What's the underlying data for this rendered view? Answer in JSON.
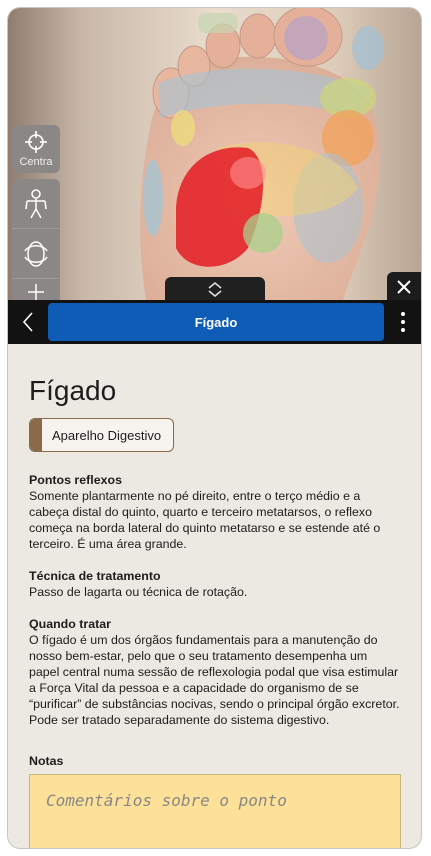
{
  "toolbar": {
    "center_label": "Centra",
    "center_icon": "crosshair-icon",
    "body_icon": "human-body-icon",
    "rotate_icon": "rotate-3d-icon"
  },
  "header": {
    "title": "Fígado",
    "back_icon": "chevron-left-icon",
    "menu_icon": "more-vertical-icon",
    "close_icon": "close-icon",
    "handle_icon": "chevron-up-down-icon"
  },
  "detail": {
    "heading": "Fígado",
    "category": "Aparelho Digestivo",
    "sections": [
      {
        "title": "Pontos reflexos",
        "text": "Somente plantarmente no pé direito, entre o terço médio e a cabeça distal do quinto, quarto e terceiro metatarsos, o reflexo começa na borda lateral do quinto metatarso e se estende até o terceiro. É uma área grande."
      },
      {
        "title": "Técnica de tratamento",
        "text": "Passo de lagarta ou técnica de rotação."
      },
      {
        "title": "Quando tratar",
        "text": "O fígado é um dos órgãos fundamentais para a manutenção do nosso bem-estar, pelo que o seu tratamento desempenha um papel central numa sessão de reflexologia podal que visa estimular a Força Vital da pessoa e a capacidade do organismo de se “purificar” de substâncias nocivas, sendo o principal órgão excretor. Pode ser tratado separadamente do sistema digestivo."
      }
    ],
    "notes_label": "Notas",
    "notes_placeholder": "Comentários sobre o ponto"
  },
  "colors": {
    "accent": "#0e5cb5",
    "tag": "#8b6a4b",
    "notes_bg": "#fde199"
  }
}
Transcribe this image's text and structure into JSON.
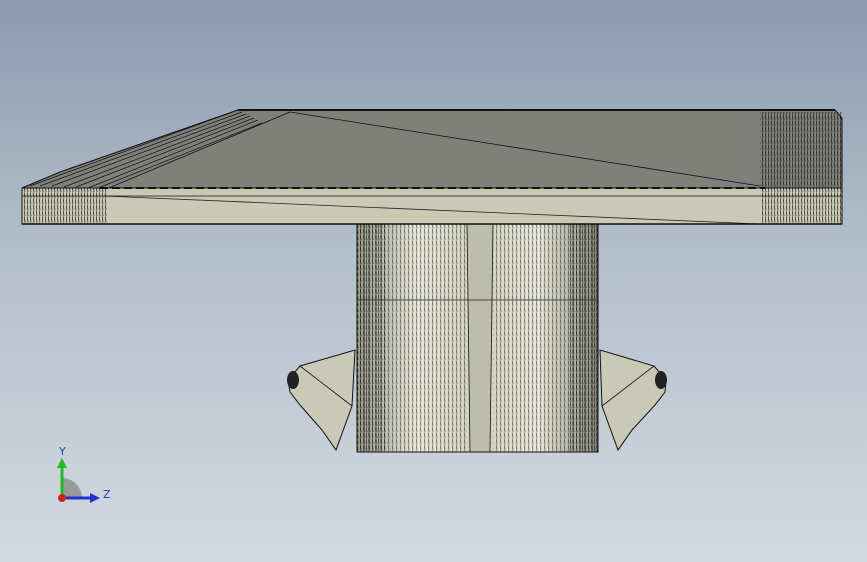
{
  "viewport": {
    "background_top": "#8a9ab0",
    "background_bottom": "#d3d9df"
  },
  "model": {
    "face_light": "#c9c9b6",
    "face_mid": "#b6b6a3",
    "face_dark": "#7f807a",
    "edge_color": "#111111"
  },
  "triad": {
    "y_label": "Y",
    "z_label": "Z",
    "y_color": "#22bb22",
    "z_color": "#2233cc",
    "x_color": "#cc2222"
  }
}
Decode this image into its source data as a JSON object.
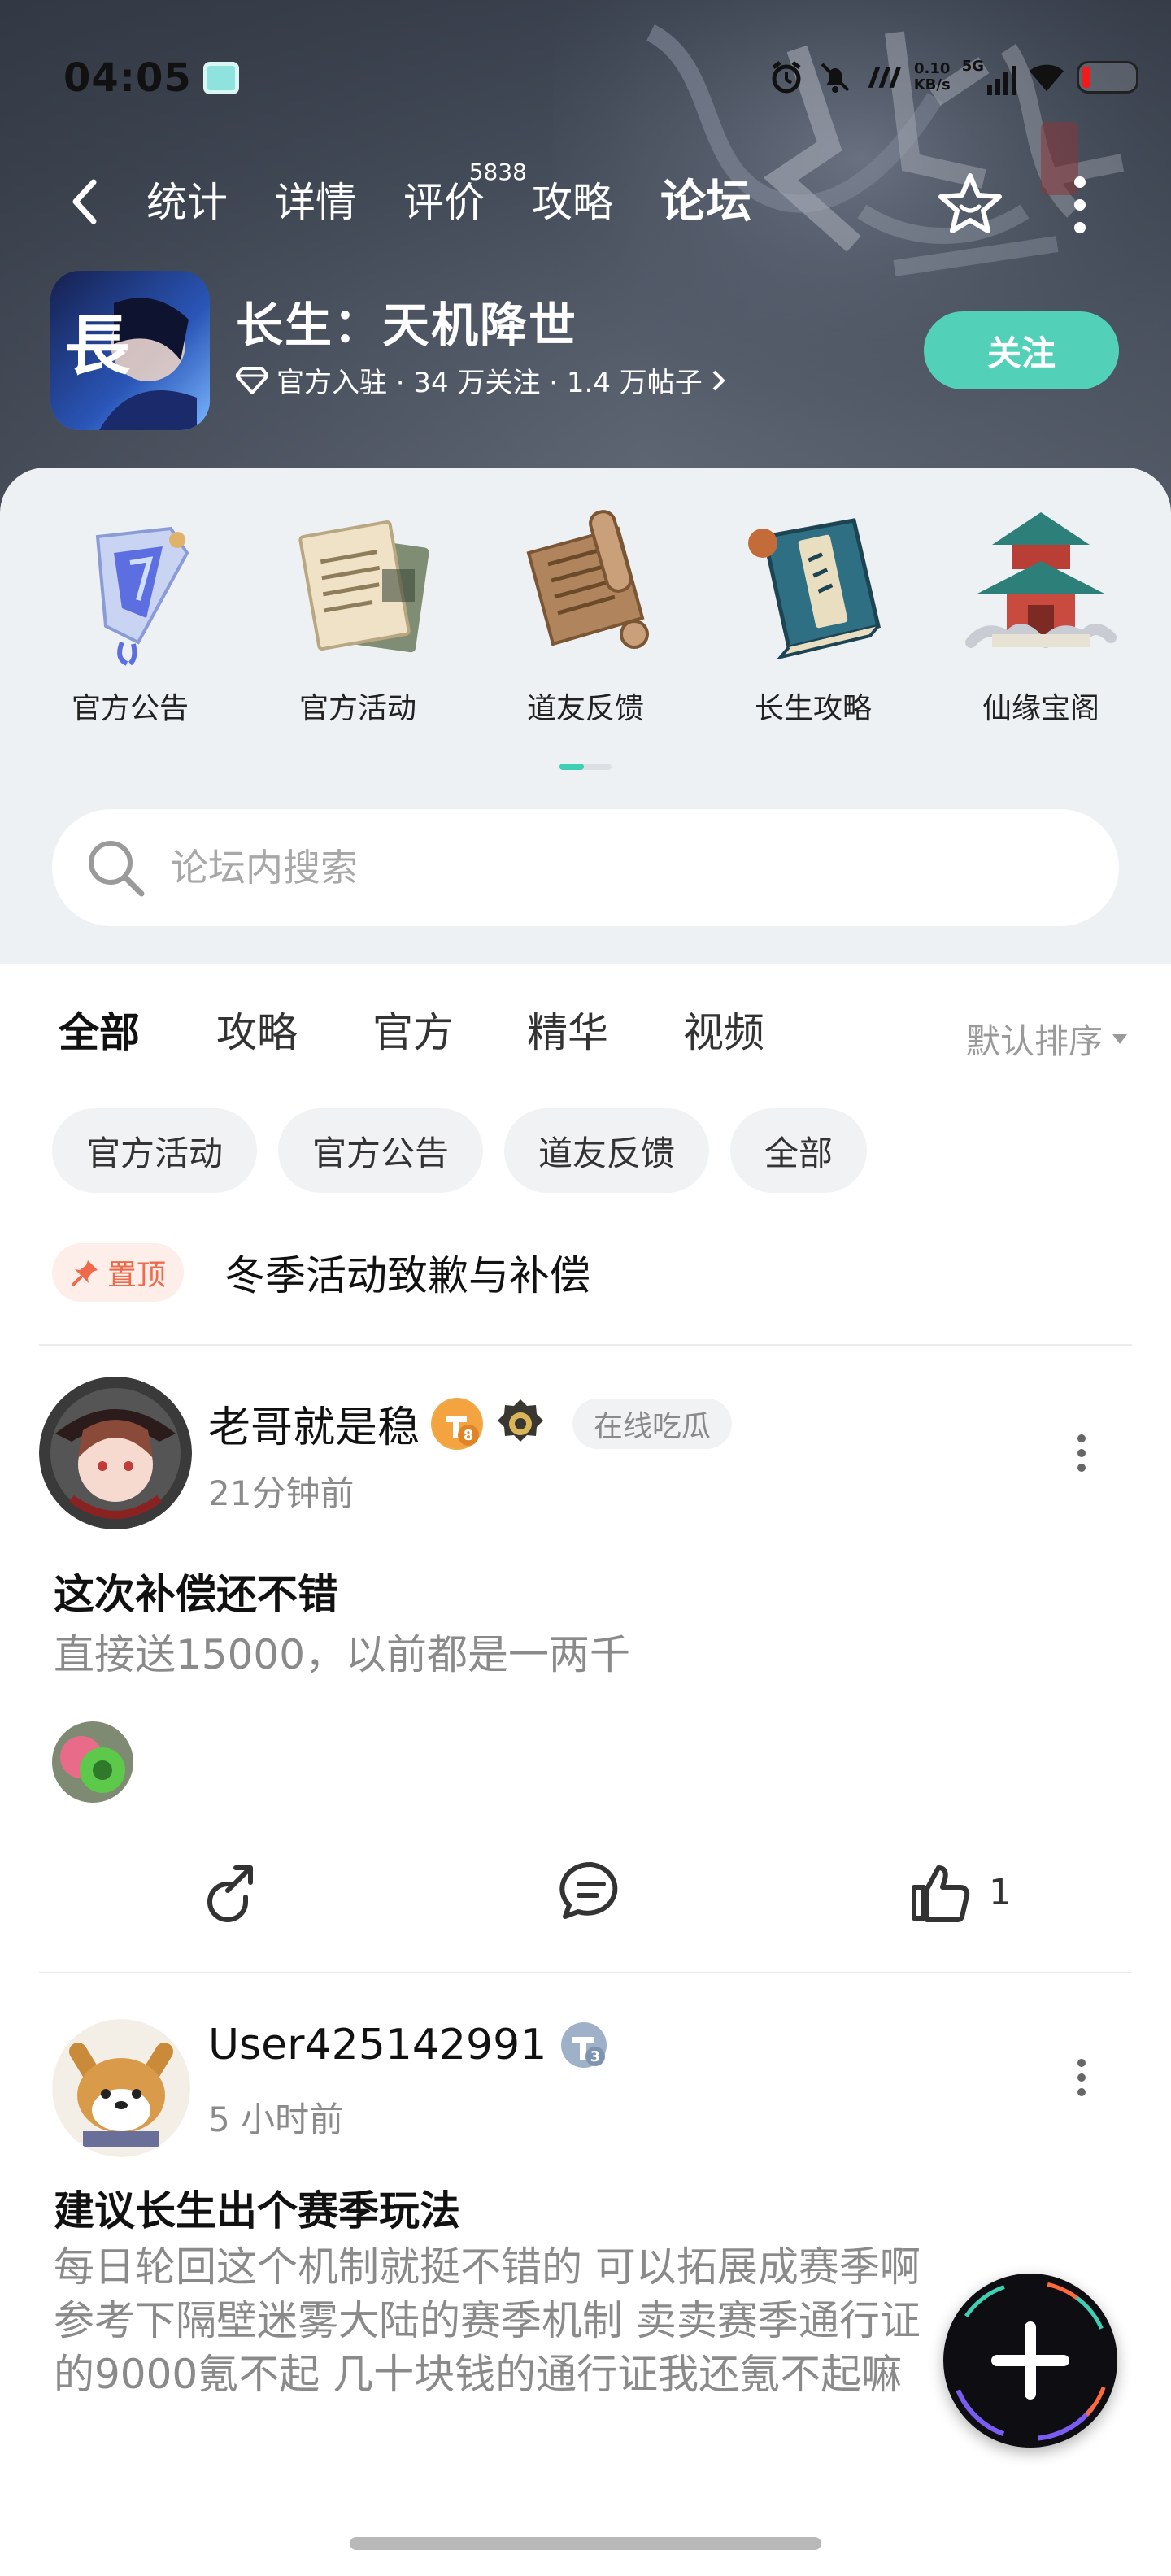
{
  "status": {
    "time": "04:05",
    "netspeed_top": "0.10",
    "netspeed_unit": "KB/s",
    "network": "5G"
  },
  "nav": {
    "tabs": [
      {
        "label": "统计"
      },
      {
        "label": "详情"
      },
      {
        "label": "评价",
        "badge": "5838"
      },
      {
        "label": "攻略"
      },
      {
        "label": "论坛",
        "active": true
      }
    ]
  },
  "game": {
    "name": "长生：天机降世",
    "meta": "官方入驻 · 34 万关注 · 1.4 万帖子",
    "follow_label": "关注",
    "icon_glyph": "長"
  },
  "categories": [
    {
      "label": "官方公告",
      "icon": "announcement-icon"
    },
    {
      "label": "官方活动",
      "icon": "activity-icon"
    },
    {
      "label": "道友反馈",
      "icon": "feedback-scroll-icon"
    },
    {
      "label": "长生攻略",
      "icon": "guide-book-icon"
    },
    {
      "label": "仙缘宝阁",
      "icon": "pavilion-icon"
    }
  ],
  "search": {
    "placeholder": "论坛内搜索"
  },
  "filters": {
    "tabs": [
      "全部",
      "攻略",
      "官方",
      "精华",
      "视频"
    ],
    "active": "全部",
    "sort_label": "默认排序",
    "chips": [
      "官方活动",
      "官方公告",
      "道友反馈",
      "全部"
    ]
  },
  "pinned": {
    "badge": "置顶",
    "title": "冬季活动致歉与补偿"
  },
  "posts": [
    {
      "author": "老哥就是稳",
      "level": "8",
      "tag": "在线吃瓜",
      "time": "21分钟前",
      "title": "这次补偿还不错",
      "body": "直接送15000，以前都是一两千",
      "likes": "1"
    },
    {
      "author": "User425142991",
      "level": "3",
      "time": "5 小时前",
      "title": "建议长生出个赛季玩法",
      "body_lines": [
        "每日轮回这个机制就挺不错的 可以拓展成赛季啊",
        "参考下隔壁迷雾大陆的赛季机制 卖卖赛季通行证",
        "的9000氪不起 几十块钱的通行证我还氪不起嘛"
      ]
    }
  ],
  "colors": {
    "accent": "#3fcfb5",
    "follow_button": "#52d1b8",
    "pin": "#ee6a4a"
  }
}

•••••

TASK GOAL: Write out every line of the entries that holds the word "title".

ANSWER TO THE PROBLEM:
    "title": "Fígado",
        "title": "Pontos reflexos",
        "title": "Técnica de tratamento",
        "title": "Quando tratar",
    "title": "冬季活动致歉与补偿"
      "title": "这次补偿还不错",
      "title": "建议长生出个赛季玩法",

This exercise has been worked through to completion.